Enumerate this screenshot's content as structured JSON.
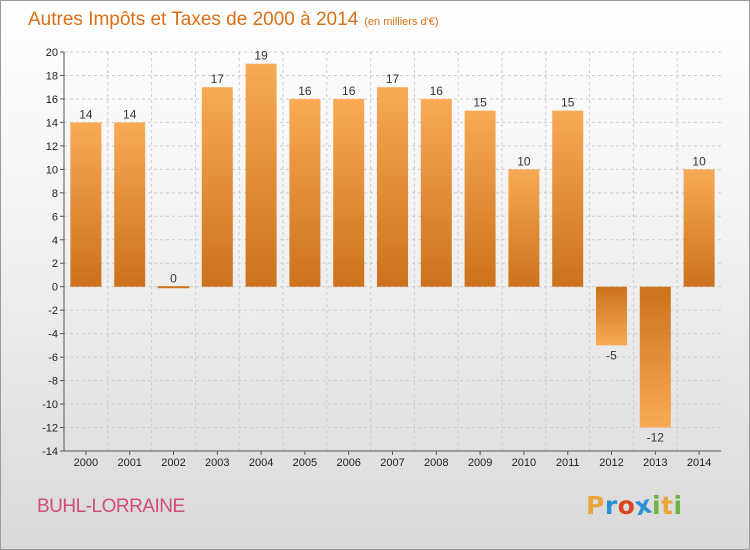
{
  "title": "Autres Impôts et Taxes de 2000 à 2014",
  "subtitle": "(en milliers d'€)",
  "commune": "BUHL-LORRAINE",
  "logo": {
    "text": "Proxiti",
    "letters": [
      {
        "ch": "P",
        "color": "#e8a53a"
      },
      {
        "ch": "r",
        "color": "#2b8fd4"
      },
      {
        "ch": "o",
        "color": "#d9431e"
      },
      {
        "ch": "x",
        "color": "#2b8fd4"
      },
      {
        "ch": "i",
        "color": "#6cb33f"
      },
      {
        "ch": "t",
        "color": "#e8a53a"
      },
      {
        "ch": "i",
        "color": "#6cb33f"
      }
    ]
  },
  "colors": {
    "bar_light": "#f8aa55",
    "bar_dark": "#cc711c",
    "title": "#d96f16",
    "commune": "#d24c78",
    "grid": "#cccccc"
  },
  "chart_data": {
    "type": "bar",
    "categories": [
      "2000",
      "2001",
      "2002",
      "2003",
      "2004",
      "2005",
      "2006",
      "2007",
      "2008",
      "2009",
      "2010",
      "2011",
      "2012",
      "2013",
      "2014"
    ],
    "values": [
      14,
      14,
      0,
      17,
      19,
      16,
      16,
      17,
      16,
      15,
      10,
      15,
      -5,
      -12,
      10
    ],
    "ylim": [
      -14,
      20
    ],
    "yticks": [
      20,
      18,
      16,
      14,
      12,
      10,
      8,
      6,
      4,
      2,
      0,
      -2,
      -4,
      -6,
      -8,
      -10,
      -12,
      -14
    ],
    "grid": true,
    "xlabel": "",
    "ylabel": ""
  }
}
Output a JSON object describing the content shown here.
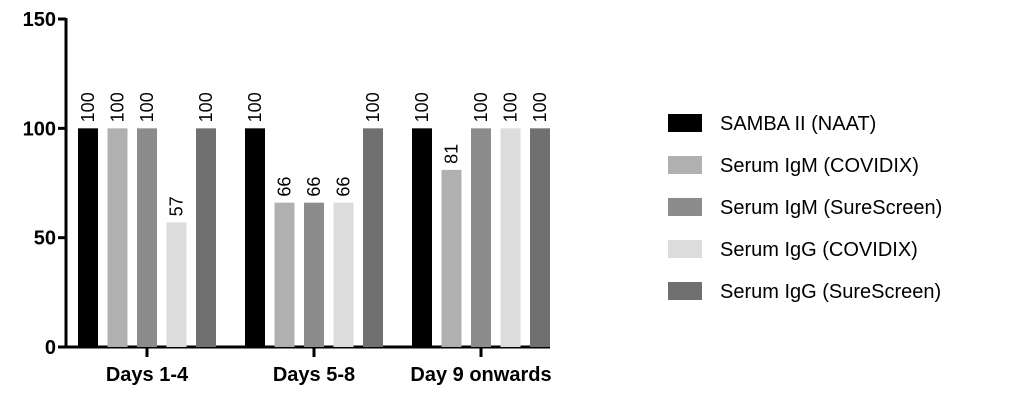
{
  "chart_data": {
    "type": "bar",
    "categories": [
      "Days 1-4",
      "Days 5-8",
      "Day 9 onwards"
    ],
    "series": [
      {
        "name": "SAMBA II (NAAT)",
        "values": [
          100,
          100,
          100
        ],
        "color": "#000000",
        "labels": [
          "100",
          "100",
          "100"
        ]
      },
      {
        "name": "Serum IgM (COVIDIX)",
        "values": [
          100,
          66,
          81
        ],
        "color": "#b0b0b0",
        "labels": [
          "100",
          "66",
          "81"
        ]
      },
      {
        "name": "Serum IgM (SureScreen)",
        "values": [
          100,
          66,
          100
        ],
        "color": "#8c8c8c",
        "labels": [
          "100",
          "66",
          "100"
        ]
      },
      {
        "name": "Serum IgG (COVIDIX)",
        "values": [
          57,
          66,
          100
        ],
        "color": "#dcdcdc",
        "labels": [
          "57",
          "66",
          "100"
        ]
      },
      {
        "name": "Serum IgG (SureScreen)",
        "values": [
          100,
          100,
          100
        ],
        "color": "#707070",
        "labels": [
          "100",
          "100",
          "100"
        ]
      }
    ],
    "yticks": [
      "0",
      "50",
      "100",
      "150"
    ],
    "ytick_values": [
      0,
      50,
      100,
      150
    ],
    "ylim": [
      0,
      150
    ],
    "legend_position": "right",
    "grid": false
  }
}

****************

WHAT THE TASK REQUIRES: The string "COVIDIX" may appear in lines of the listing above; tally those lines and give the number only.

CORRECT OUTPUT: 2